Problem to work on: Reproduce the entries in full, with no changes.

Listing:
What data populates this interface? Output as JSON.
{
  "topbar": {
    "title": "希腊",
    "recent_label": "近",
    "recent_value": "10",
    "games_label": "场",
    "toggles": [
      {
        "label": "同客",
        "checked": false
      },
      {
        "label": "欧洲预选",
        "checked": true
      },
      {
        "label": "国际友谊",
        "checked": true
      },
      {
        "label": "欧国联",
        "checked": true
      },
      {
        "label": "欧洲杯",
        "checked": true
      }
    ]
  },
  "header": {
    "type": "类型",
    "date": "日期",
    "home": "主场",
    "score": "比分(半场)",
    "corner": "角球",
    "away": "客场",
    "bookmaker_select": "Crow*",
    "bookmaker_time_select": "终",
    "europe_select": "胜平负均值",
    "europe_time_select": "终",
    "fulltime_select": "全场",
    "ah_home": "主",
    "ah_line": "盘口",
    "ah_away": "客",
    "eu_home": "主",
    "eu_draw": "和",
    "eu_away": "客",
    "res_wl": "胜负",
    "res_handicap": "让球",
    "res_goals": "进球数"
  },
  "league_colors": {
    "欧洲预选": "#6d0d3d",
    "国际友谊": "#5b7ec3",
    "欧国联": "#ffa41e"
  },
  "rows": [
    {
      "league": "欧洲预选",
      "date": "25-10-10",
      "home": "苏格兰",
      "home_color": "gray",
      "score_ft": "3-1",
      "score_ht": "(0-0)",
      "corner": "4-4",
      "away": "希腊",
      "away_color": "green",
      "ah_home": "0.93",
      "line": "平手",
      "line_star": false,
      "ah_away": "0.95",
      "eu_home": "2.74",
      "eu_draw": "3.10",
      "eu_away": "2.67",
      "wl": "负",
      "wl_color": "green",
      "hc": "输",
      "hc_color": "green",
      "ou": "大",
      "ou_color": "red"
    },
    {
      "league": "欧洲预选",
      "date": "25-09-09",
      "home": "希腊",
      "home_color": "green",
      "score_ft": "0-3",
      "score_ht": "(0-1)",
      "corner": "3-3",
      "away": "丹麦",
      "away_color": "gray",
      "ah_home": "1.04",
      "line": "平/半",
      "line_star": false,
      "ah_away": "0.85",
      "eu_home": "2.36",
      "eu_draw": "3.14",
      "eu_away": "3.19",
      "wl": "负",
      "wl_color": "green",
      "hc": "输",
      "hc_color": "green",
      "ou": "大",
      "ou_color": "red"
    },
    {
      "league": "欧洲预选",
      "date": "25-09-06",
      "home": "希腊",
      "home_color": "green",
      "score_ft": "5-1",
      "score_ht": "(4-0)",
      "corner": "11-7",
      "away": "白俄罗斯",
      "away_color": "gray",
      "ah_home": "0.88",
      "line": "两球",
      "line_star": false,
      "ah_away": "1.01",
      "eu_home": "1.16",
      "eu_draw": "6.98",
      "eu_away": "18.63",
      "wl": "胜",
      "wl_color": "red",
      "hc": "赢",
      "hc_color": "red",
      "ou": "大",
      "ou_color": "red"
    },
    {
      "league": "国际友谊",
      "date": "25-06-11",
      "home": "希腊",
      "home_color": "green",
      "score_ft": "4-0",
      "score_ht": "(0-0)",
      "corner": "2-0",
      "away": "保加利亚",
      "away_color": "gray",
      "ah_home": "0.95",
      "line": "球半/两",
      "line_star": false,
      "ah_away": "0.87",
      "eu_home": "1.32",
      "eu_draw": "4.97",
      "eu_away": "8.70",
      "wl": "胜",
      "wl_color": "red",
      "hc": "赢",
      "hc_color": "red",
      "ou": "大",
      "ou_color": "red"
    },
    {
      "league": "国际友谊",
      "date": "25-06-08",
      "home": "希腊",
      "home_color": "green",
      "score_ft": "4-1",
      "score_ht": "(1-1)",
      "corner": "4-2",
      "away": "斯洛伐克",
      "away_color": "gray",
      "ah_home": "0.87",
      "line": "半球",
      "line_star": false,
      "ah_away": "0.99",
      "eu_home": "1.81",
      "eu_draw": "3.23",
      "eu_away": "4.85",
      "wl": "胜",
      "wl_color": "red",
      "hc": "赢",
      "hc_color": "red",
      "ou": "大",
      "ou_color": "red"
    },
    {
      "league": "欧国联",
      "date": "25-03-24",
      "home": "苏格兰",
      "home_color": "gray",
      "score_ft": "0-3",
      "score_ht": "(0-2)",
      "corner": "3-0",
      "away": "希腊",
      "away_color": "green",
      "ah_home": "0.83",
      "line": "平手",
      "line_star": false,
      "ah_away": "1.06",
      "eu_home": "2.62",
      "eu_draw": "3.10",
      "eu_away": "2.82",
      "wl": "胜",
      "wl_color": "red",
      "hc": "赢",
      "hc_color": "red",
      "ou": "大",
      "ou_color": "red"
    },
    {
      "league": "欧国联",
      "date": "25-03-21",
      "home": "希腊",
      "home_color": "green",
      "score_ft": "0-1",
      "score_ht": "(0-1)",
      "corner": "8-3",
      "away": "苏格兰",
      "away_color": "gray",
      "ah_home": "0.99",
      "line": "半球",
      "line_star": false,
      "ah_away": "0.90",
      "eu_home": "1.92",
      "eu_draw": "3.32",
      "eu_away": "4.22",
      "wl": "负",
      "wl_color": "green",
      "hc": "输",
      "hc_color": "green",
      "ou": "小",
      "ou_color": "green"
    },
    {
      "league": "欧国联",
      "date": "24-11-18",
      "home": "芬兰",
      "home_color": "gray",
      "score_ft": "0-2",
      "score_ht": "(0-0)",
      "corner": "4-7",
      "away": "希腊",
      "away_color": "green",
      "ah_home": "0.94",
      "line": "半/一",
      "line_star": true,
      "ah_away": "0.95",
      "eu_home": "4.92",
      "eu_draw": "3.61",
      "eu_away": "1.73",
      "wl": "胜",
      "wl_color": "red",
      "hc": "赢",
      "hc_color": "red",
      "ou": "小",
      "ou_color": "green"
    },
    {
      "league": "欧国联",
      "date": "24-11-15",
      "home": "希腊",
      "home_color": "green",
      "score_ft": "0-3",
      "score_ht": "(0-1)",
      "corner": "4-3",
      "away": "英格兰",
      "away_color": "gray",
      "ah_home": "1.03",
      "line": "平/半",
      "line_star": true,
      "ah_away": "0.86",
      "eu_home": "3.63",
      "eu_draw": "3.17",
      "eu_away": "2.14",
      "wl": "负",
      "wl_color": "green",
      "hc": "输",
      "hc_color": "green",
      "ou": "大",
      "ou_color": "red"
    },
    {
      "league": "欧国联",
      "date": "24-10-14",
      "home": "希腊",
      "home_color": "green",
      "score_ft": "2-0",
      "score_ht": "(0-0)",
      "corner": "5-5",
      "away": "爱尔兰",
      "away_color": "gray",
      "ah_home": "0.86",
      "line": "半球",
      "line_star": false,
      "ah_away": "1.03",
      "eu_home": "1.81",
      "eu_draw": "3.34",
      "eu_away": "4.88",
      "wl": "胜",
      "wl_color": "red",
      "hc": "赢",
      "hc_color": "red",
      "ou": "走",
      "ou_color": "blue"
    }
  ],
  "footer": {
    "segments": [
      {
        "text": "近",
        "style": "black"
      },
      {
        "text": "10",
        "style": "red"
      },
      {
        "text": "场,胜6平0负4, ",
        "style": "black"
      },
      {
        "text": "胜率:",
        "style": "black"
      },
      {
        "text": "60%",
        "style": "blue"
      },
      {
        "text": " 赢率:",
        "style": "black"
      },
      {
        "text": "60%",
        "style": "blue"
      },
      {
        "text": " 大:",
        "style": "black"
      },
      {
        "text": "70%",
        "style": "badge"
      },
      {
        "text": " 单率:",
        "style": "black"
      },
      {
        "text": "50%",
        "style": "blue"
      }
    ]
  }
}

Final answer:
What data populates this interface? Output as JSON.
{
  "topbar": {
    "title": "希腊",
    "recent_label": "近",
    "recent_value": "10",
    "games_label": "场",
    "toggles": [
      {
        "label": "同客",
        "checked": false
      },
      {
        "label": "欧洲预选",
        "checked": true
      },
      {
        "label": "国际友谊",
        "checked": true
      },
      {
        "label": "欧国联",
        "checked": true
      },
      {
        "label": "欧洲杯",
        "checked": true
      }
    ]
  },
  "header": {
    "type": "类型",
    "date": "日期",
    "home": "主场",
    "score": "比分(半场)",
    "corner": "角球",
    "away": "客场",
    "bookmaker_select": "Crow*",
    "bookmaker_time_select": "终",
    "europe_select": "胜平负均值",
    "europe_time_select": "终",
    "fulltime_select": "全场",
    "ah_home": "主",
    "ah_line": "盘口",
    "ah_away": "客",
    "eu_home": "主",
    "eu_draw": "和",
    "eu_away": "客",
    "res_wl": "胜负",
    "res_handicap": "让球",
    "res_goals": "进球数"
  },
  "league_colors": {
    "欧洲预选": "#6d0d3d",
    "国际友谊": "#5b7ec3",
    "欧国联": "#ffa41e"
  },
  "rows": [
    {
      "league": "欧洲预选",
      "date": "25-10-10",
      "home": "苏格兰",
      "home_color": "gray",
      "score_ft": "3-1",
      "score_ht": "(0-0)",
      "corner": "4-4",
      "away": "希腊",
      "away_color": "green",
      "ah_home": "0.93",
      "line": "平手",
      "line_star": false,
      "ah_away": "0.95",
      "eu_home": "2.74",
      "eu_draw": "3.10",
      "eu_away": "2.67",
      "wl": "负",
      "wl_color": "green",
      "hc": "输",
      "hc_color": "green",
      "ou": "大",
      "ou_color": "red"
    },
    {
      "league": "欧洲预选",
      "date": "25-09-09",
      "home": "希腊",
      "home_color": "green",
      "score_ft": "0-3",
      "score_ht": "(0-1)",
      "corner": "3-3",
      "away": "丹麦",
      "away_color": "gray",
      "ah_home": "1.04",
      "line": "平/半",
      "line_star": false,
      "ah_away": "0.85",
      "eu_home": "2.36",
      "eu_draw": "3.14",
      "eu_away": "3.19",
      "wl": "负",
      "wl_color": "green",
      "hc": "输",
      "hc_color": "green",
      "ou": "大",
      "ou_color": "red"
    },
    {
      "league": "欧洲预选",
      "date": "25-09-06",
      "home": "希腊",
      "home_color": "green",
      "score_ft": "5-1",
      "score_ht": "(4-0)",
      "corner": "11-7",
      "away": "白俄罗斯",
      "away_color": "gray",
      "ah_home": "0.88",
      "line": "两球",
      "line_star": false,
      "ah_away": "1.01",
      "eu_home": "1.16",
      "eu_draw": "6.98",
      "eu_away": "18.63",
      "wl": "胜",
      "wl_color": "red",
      "hc": "赢",
      "hc_color": "red",
      "ou": "大",
      "ou_color": "red"
    },
    {
      "league": "国际友谊",
      "date": "25-06-11",
      "home": "希腊",
      "home_color": "green",
      "score_ft": "4-0",
      "score_ht": "(0-0)",
      "corner": "2-0",
      "away": "保加利亚",
      "away_color": "gray",
      "ah_home": "0.95",
      "line": "球半/两",
      "line_star": false,
      "ah_away": "0.87",
      "eu_home": "1.32",
      "eu_draw": "4.97",
      "eu_away": "8.70",
      "wl": "胜",
      "wl_color": "red",
      "hc": "赢",
      "hc_color": "red",
      "ou": "大",
      "ou_color": "red"
    },
    {
      "league": "国际友谊",
      "date": "25-06-08",
      "home": "希腊",
      "home_color": "green",
      "score_ft": "4-1",
      "score_ht": "(1-1)",
      "corner": "4-2",
      "away": "斯洛伐克",
      "away_color": "gray",
      "ah_home": "0.87",
      "line": "半球",
      "line_star": false,
      "ah_away": "0.99",
      "eu_home": "1.81",
      "eu_draw": "3.23",
      "eu_away": "4.85",
      "wl": "胜",
      "wl_color": "red",
      "hc": "赢",
      "hc_color": "red",
      "ou": "大",
      "ou_color": "red"
    },
    {
      "league": "欧国联",
      "date": "25-03-24",
      "home": "苏格兰",
      "home_color": "gray",
      "score_ft": "0-3",
      "score_ht": "(0-2)",
      "corner": "3-0",
      "away": "希腊",
      "away_color": "green",
      "ah_home": "0.83",
      "line": "平手",
      "line_star": false,
      "ah_away": "1.06",
      "eu_home": "2.62",
      "eu_draw": "3.10",
      "eu_away": "2.82",
      "wl": "胜",
      "wl_color": "red",
      "hc": "赢",
      "hc_color": "red",
      "ou": "大",
      "ou_color": "red"
    },
    {
      "league": "欧国联",
      "date": "25-03-21",
      "home": "希腊",
      "home_color": "green",
      "score_ft": "0-1",
      "score_ht": "(0-1)",
      "corner": "8-3",
      "away": "苏格兰",
      "away_color": "gray",
      "ah_home": "0.99",
      "line": "半球",
      "line_star": false,
      "ah_away": "0.90",
      "eu_home": "1.92",
      "eu_draw": "3.32",
      "eu_away": "4.22",
      "wl": "负",
      "wl_color": "green",
      "hc": "输",
      "hc_color": "green",
      "ou": "小",
      "ou_color": "green"
    },
    {
      "league": "欧国联",
      "date": "24-11-18",
      "home": "芬兰",
      "home_color": "gray",
      "score_ft": "0-2",
      "score_ht": "(0-0)",
      "corner": "4-7",
      "away": "希腊",
      "away_color": "green",
      "ah_home": "0.94",
      "line": "半/一",
      "line_star": true,
      "ah_away": "0.95",
      "eu_home": "4.92",
      "eu_draw": "3.61",
      "eu_away": "1.73",
      "wl": "胜",
      "wl_color": "red",
      "hc": "赢",
      "hc_color": "red",
      "ou": "小",
      "ou_color": "green"
    },
    {
      "league": "欧国联",
      "date": "24-11-15",
      "home": "希腊",
      "home_color": "green",
      "score_ft": "0-3",
      "score_ht": "(0-1)",
      "corner": "4-3",
      "away": "英格兰",
      "away_color": "gray",
      "ah_home": "1.03",
      "line": "平/半",
      "line_star": true,
      "ah_away": "0.86",
      "eu_home": "3.63",
      "eu_draw": "3.17",
      "eu_away": "2.14",
      "wl": "负",
      "wl_color": "green",
      "hc": "输",
      "hc_color": "green",
      "ou": "大",
      "ou_color": "red"
    },
    {
      "league": "欧国联",
      "date": "24-10-14",
      "home": "希腊",
      "home_color": "green",
      "score_ft": "2-0",
      "score_ht": "(0-0)",
      "corner": "5-5",
      "away": "爱尔兰",
      "away_color": "gray",
      "ah_home": "0.86",
      "line": "半球",
      "line_star": false,
      "ah_away": "1.03",
      "eu_home": "1.81",
      "eu_draw": "3.34",
      "eu_away": "4.88",
      "wl": "胜",
      "wl_color": "red",
      "hc": "赢",
      "hc_color": "red",
      "ou": "走",
      "ou_color": "blue"
    }
  ],
  "footer": {
    "segments": [
      {
        "text": "近",
        "style": "black"
      },
      {
        "text": "10",
        "style": "red"
      },
      {
        "text": "场,胜6平0负4, ",
        "style": "black"
      },
      {
        "text": "胜率:",
        "style": "black"
      },
      {
        "text": "60%",
        "style": "blue"
      },
      {
        "text": " 赢率:",
        "style": "black"
      },
      {
        "text": "60%",
        "style": "blue"
      },
      {
        "text": " 大:",
        "style": "black"
      },
      {
        "text": "70%",
        "style": "badge"
      },
      {
        "text": " 单率:",
        "style": "black"
      },
      {
        "text": "50%",
        "style": "blue"
      }
    ]
  }
}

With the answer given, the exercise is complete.